--- start of Data to use ---

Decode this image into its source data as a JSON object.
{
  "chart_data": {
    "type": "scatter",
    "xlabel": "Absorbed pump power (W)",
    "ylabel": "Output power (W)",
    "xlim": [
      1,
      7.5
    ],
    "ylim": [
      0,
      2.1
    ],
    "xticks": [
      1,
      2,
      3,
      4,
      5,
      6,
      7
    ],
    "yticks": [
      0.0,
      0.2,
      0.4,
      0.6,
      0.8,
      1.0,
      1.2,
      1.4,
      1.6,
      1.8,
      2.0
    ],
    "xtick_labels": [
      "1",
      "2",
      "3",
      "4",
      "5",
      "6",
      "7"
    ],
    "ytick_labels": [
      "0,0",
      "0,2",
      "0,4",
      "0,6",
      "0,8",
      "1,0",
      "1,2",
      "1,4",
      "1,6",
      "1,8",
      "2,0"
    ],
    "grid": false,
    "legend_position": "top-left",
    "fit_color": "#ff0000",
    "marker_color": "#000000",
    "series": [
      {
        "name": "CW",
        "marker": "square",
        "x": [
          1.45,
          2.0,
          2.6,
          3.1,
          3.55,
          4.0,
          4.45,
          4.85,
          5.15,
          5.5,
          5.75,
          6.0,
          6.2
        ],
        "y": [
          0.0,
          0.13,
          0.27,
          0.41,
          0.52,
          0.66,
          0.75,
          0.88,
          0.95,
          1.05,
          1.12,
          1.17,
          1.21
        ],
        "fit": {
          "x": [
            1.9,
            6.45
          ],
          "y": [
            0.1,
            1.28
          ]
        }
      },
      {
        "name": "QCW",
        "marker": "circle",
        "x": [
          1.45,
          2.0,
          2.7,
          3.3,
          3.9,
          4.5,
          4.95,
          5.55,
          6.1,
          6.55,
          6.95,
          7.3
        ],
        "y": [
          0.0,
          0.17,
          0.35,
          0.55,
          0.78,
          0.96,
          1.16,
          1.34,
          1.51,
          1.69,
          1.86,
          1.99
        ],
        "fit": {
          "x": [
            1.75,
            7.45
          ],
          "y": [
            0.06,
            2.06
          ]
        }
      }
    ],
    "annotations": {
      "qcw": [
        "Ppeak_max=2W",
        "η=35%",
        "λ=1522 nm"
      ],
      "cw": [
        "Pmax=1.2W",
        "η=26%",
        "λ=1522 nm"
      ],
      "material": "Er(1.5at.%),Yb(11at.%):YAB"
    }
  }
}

--- end of Data to use ---

Produce a verbatim transcription of the entries above.

» Result of this exercise
Decode this image into its source data as a JSON object.
{
  "chart_data": {
    "type": "scatter",
    "xlabel": "Absorbed pump power (W)",
    "ylabel": "Output power (W)",
    "xlim": [
      1,
      7.5
    ],
    "ylim": [
      0,
      2.1
    ],
    "xticks": [
      1,
      2,
      3,
      4,
      5,
      6,
      7
    ],
    "yticks": [
      0.0,
      0.2,
      0.4,
      0.6,
      0.8,
      1.0,
      1.2,
      1.4,
      1.6,
      1.8,
      2.0
    ],
    "xtick_labels": [
      "1",
      "2",
      "3",
      "4",
      "5",
      "6",
      "7"
    ],
    "ytick_labels": [
      "0,0",
      "0,2",
      "0,4",
      "0,6",
      "0,8",
      "1,0",
      "1,2",
      "1,4",
      "1,6",
      "1,8",
      "2,0"
    ],
    "grid": false,
    "legend_position": "top-left",
    "fit_color": "#ff0000",
    "marker_color": "#000000",
    "series": [
      {
        "name": "CW",
        "marker": "square",
        "x": [
          1.45,
          2.0,
          2.6,
          3.1,
          3.55,
          4.0,
          4.45,
          4.85,
          5.15,
          5.5,
          5.75,
          6.0,
          6.2
        ],
        "y": [
          0.0,
          0.13,
          0.27,
          0.41,
          0.52,
          0.66,
          0.75,
          0.88,
          0.95,
          1.05,
          1.12,
          1.17,
          1.21
        ],
        "fit": {
          "x": [
            1.9,
            6.45
          ],
          "y": [
            0.1,
            1.28
          ]
        }
      },
      {
        "name": "QCW",
        "marker": "circle",
        "x": [
          1.45,
          2.0,
          2.7,
          3.3,
          3.9,
          4.5,
          4.95,
          5.55,
          6.1,
          6.55,
          6.95,
          7.3
        ],
        "y": [
          0.0,
          0.17,
          0.35,
          0.55,
          0.78,
          0.96,
          1.16,
          1.34,
          1.51,
          1.69,
          1.86,
          1.99
        ],
        "fit": {
          "x": [
            1.75,
            7.45
          ],
          "y": [
            0.06,
            2.06
          ]
        }
      }
    ],
    "annotations": {
      "qcw": [
        "Ppeak_max=2W",
        "η=35%",
        "λ=1522 nm"
      ],
      "cw": [
        "Pmax=1.2W",
        "η=26%",
        "λ=1522 nm"
      ],
      "material": "Er(1.5at.%),Yb(11at.%):YAB"
    }
  }
}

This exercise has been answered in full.